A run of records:
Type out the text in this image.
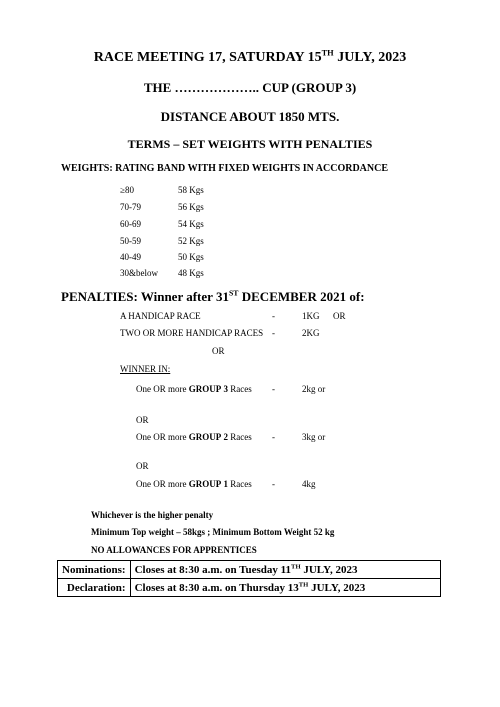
RACE MEETING 17, SATURDAY 15TH JULY, 2023
THE ……………….. CUP (GROUP 3)
DISTANCE ABOUT 1850 MTS.
TERMS – SET WEIGHTS WITH PENALTIES
WEIGHTS: RATING BAND WITH FIXED WEIGHTS IN ACCORDANCE
≥80	58 Kgs
70-79	56 Kgs
60-69	54 Kgs
50-59	52 Kgs
40-49	50 Kgs
30&below 48 Kgs
PENALTIES: Winner after 31ST DECEMBER 2021 of:
A HANDICAP RACE	-	1KG OR
TWO OR MORE HANDICAP RACES -	2KG
OR
WINNER IN:
One OR more GROUP 3 Races -	2kg or
OR
One OR more GROUP 2 Races -	3kg or
OR
One OR more GROUP 1 Races -	4kg
Whichever is the higher penalty
Minimum Top weight – 58kgs ; Minimum Bottom Weight 52 kg
NO ALLOWANCES FOR APPRENTICES
Nominations:	Closes at 8:30 a.m. on Tuesday 11TH JULY, 2023
Declaration:	Closes at 8:30 a.m. on Thursday 13TH JULY, 2023
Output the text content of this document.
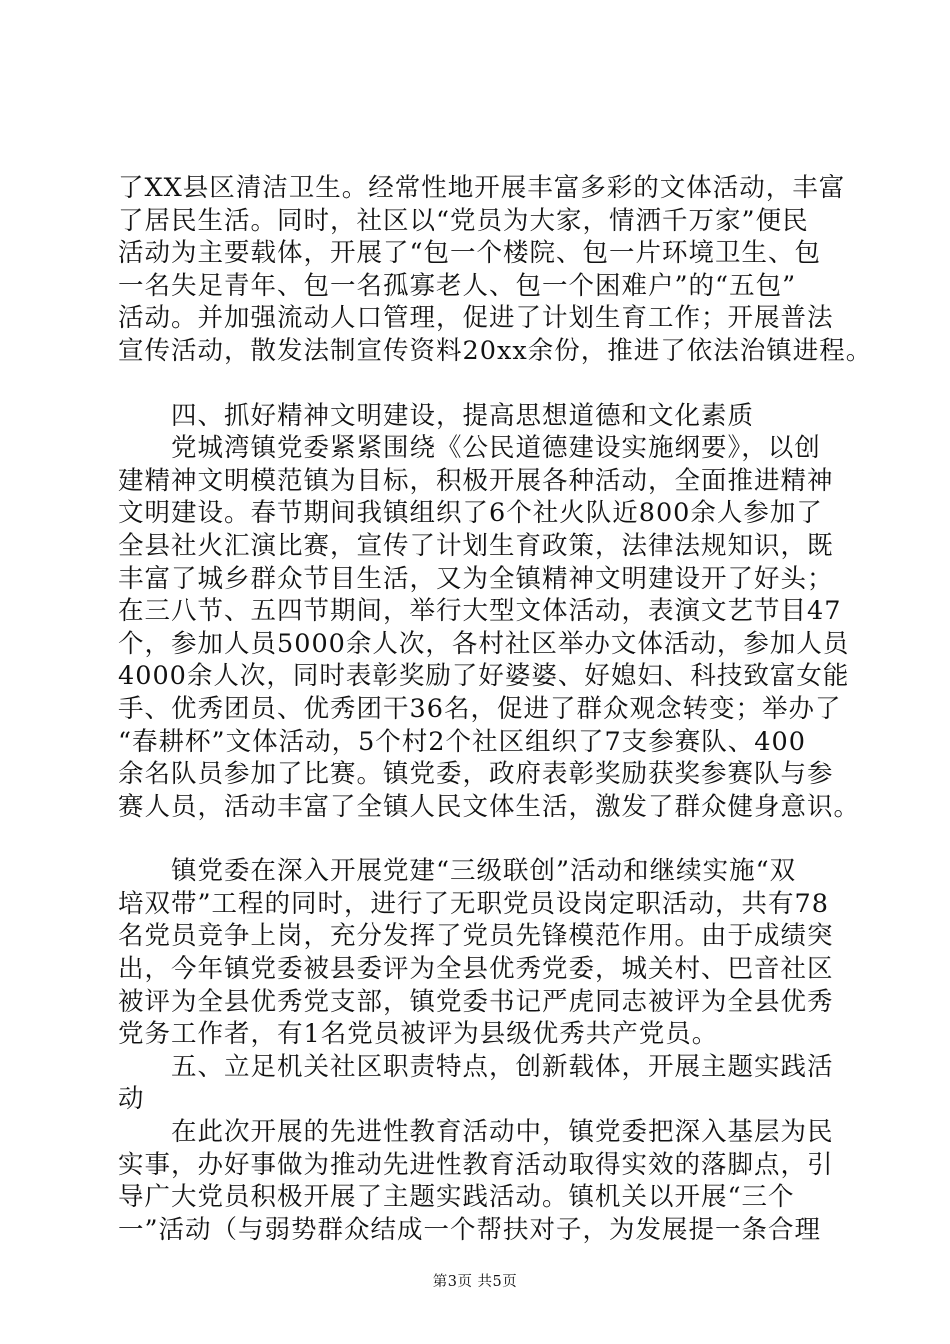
了XX县区清洁卫生。经常性地开展丰富多彩的文体活动，丰富
了居民生活。同时，社区以“党员为大家，情洒千万家”便民
活动为主要载体，开展了“包一个楼院、包一片环境卫生、包
一名失足青年、包一名孤寡老人、包一个困难户”的“五包”
活动。并加强流动人口管理，促进了计划生育工作；开展普法
宣传活动，散发法制宣传资料20xx余份，推进了依法治镇进程。
　　四、抓好精神文明建设，提高思想道德和文化素质
　　党城湾镇党委紧紧围绕《公民道德建设实施纲要》，以创
建精神文明模范镇为目标，积极开展各种活动，全面推进精神
文明建设。春节期间我镇组织了6个社火队近800余人参加了
全县社火汇演比赛，宣传了计划生育政策，法律法规知识，既
丰富了城乡群众节目生活，又为全镇精神文明建设开了好头；
在三八节、五四节期间，举行大型文体活动，表演文艺节目47
个，参加人员5000余人次，各村社区举办文体活动，参加人员
4000余人次，同时表彰奖励了好婆婆、好媳妇、科技致富女能
手、优秀团员、优秀团干36名，促进了群众观念转变；举办了
“春耕杯”文体活动，5个村2个社区组织了7支参赛队、400
余名队员参加了比赛。镇党委，政府表彰奖励获奖参赛队与参
赛人员，活动丰富了全镇人民文体生活，激发了群众健身意识。
　　镇党委在深入开展党建“三级联创”活动和继续实施“双
培双带”工程的同时，进行了无职党员设岗定职活动，共有78
名党员竞争上岗，充分发挥了党员先锋模范作用。由于成绩突
出，今年镇党委被县委评为全县优秀党委，城关村、巴音社区
被评为全县优秀党支部，镇党委书记严虎同志被评为全县优秀
党务工作者，有1名党员被评为县级优秀共产党员。
　　五、立足机关社区职责特点，创新载体，开展主题实践活
动
　　在此次开展的先进性教育活动中，镇党委把深入基层为民
实事，办好事做为推动先进性教育活动取得实效的落脚点，引
导广大党员积极开展了主题实践活动。镇机关以开展“三个
一”活动（与弱势群众结成一个帮扶对子，为发展提一条合理
第3页 共5页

■ **Objective**
Above are records with pictures; repeat the records exactly and leave the pictures out.

■ **The result**
Type out the text in this image.
RACE MEETING 17, SATURDAY 15TH JULY, 2023
THE ……………….. CUP (GROUP 3)
DISTANCE ABOUT 1850 MTS.
TERMS – SET WEIGHTS WITH PENALTIES
WEIGHTS: RATING BAND WITH FIXED WEIGHTS IN ACCORDANCE
≥80	58 Kgs
70-79	56 Kgs
60-69	54 Kgs
50-59	52 Kgs
40-49	50 Kgs
30&below 48 Kgs
PENALTIES: Winner after 31ST DECEMBER 2021 of:
A HANDICAP RACE	-	1KG OR
TWO OR MORE HANDICAP RACES -	2KG
OR
WINNER IN:
One OR more GROUP 3 Races -	2kg or
OR
One OR more GROUP 2 Races -	3kg or
OR
One OR more GROUP 1 Races -	4kg
Whichever is the higher penalty
Minimum Top weight – 58kgs ; Minimum Bottom Weight 52 kg
NO ALLOWANCES FOR APPRENTICES
Nominations:	Closes at 8:30 a.m. on Tuesday 11TH JULY, 2023
Declaration:	Closes at 8:30 a.m. on Thursday 13TH JULY, 2023
Output the text content of this document.
了XX县区清洁卫生。经常性地开展丰富多彩的文体活动，丰富
了居民生活。同时，社区以“党员为大家，情洒千万家”便民
活动为主要载体，开展了“包一个楼院、包一片环境卫生、包
一名失足青年、包一名孤寡老人、包一个困难户”的“五包”
活动。并加强流动人口管理，促进了计划生育工作；开展普法
宣传活动，散发法制宣传资料20xx余份，推进了依法治镇进程。
　　四、抓好精神文明建设，提高思想道德和文化素质
　　党城湾镇党委紧紧围绕《公民道德建设实施纲要》，以创
建精神文明模范镇为目标，积极开展各种活动，全面推进精神
文明建设。春节期间我镇组织了6个社火队近800余人参加了
全县社火汇演比赛，宣传了计划生育政策，法律法规知识，既
丰富了城乡群众节目生活，又为全镇精神文明建设开了好头；
在三八节、五四节期间，举行大型文体活动，表演文艺节目47
个，参加人员5000余人次，各村社区举办文体活动，参加人员
4000余人次，同时表彰奖励了好婆婆、好媳妇、科技致富女能
手、优秀团员、优秀团干36名，促进了群众观念转变；举办了
“春耕杯”文体活动，5个村2个社区组织了7支参赛队、400
余名队员参加了比赛。镇党委，政府表彰奖励获奖参赛队与参
赛人员，活动丰富了全镇人民文体生活，激发了群众健身意识。
　　镇党委在深入开展党建“三级联创”活动和继续实施“双
培双带”工程的同时，进行了无职党员设岗定职活动，共有78
名党员竞争上岗，充分发挥了党员先锋模范作用。由于成绩突
出，今年镇党委被县委评为全县优秀党委，城关村、巴音社区
被评为全县优秀党支部，镇党委书记严虎同志被评为全县优秀
党务工作者，有1名党员被评为县级优秀共产党员。
　　五、立足机关社区职责特点，创新载体，开展主题实践活
动
　　在此次开展的先进性教育活动中，镇党委把深入基层为民
实事，办好事做为推动先进性教育活动取得实效的落脚点，引
导广大党员积极开展了主题实践活动。镇机关以开展“三个
一”活动（与弱势群众结成一个帮扶对子，为发展提一条合理
第3页 共5页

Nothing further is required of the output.